WHAT THE TASK ASKS: Count the lines in the entries below that contain the string "price", treating uppercase and lowercase letters as distinct. Reply with the number alone.
____ LISTED ENTRIES
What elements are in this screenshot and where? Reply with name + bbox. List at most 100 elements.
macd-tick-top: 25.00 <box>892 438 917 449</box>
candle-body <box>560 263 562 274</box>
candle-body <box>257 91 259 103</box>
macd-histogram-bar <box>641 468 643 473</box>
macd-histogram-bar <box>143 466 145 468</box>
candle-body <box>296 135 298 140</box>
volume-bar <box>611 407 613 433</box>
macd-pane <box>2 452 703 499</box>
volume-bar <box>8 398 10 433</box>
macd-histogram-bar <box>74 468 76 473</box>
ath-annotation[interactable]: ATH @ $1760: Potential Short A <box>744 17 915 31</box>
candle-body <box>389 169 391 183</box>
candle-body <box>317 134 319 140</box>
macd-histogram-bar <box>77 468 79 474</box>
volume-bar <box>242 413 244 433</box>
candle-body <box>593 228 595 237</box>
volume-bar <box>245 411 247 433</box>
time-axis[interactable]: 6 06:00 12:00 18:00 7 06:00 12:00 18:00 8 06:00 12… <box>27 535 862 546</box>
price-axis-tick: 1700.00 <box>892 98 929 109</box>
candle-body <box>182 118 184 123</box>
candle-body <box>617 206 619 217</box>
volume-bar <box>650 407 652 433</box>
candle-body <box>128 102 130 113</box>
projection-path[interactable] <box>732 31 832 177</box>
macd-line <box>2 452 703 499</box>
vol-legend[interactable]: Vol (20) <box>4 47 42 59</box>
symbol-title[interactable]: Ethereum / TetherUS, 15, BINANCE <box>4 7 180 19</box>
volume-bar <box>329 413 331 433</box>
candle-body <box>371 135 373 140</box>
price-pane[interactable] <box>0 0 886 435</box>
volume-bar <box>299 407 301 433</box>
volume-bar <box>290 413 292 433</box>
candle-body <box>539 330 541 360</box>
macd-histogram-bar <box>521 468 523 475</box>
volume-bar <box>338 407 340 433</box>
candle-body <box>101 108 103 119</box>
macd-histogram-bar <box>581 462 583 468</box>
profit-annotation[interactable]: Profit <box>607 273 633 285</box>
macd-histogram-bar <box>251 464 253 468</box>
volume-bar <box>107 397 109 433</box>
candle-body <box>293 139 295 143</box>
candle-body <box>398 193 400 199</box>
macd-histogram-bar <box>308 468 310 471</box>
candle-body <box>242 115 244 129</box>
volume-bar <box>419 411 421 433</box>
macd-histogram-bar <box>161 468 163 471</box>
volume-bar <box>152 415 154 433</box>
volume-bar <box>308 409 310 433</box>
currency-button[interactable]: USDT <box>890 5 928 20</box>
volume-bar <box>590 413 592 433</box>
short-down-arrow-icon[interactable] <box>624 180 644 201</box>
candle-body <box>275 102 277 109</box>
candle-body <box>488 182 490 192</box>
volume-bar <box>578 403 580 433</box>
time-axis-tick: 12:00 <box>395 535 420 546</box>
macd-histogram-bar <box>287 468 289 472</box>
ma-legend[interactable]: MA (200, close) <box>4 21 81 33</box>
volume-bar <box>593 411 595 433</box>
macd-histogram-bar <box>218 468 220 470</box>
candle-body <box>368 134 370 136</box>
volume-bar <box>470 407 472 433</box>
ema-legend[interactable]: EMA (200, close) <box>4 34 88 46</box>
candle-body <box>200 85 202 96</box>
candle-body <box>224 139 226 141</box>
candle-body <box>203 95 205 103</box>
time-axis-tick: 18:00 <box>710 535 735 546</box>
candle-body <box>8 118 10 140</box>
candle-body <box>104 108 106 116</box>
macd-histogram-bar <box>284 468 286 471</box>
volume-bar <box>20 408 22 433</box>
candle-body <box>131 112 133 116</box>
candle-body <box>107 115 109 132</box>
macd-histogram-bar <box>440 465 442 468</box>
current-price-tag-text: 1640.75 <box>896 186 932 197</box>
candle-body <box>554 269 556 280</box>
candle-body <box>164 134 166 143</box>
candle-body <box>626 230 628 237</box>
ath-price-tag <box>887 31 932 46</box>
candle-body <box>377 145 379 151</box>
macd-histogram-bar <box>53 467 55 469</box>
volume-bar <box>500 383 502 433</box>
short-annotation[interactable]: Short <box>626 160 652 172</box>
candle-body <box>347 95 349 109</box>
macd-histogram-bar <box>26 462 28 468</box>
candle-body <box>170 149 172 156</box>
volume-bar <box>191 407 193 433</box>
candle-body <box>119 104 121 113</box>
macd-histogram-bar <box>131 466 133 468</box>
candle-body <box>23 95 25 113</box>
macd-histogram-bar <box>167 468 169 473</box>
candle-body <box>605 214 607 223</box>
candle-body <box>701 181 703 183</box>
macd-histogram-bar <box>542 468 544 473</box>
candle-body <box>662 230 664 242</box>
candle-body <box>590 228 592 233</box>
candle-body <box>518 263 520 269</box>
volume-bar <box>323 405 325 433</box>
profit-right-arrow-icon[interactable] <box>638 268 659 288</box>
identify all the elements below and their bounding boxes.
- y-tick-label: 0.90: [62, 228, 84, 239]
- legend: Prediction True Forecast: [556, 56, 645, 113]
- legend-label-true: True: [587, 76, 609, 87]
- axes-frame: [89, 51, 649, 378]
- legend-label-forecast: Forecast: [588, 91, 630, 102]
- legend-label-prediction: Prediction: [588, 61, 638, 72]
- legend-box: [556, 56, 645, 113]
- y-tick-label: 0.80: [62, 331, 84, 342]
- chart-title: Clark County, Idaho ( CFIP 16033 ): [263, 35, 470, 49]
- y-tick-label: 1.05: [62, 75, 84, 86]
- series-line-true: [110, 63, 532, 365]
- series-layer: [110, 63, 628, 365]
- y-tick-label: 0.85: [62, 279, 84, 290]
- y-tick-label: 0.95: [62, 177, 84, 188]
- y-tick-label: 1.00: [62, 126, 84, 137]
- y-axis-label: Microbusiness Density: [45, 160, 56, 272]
________
FULL OUTPUT: 4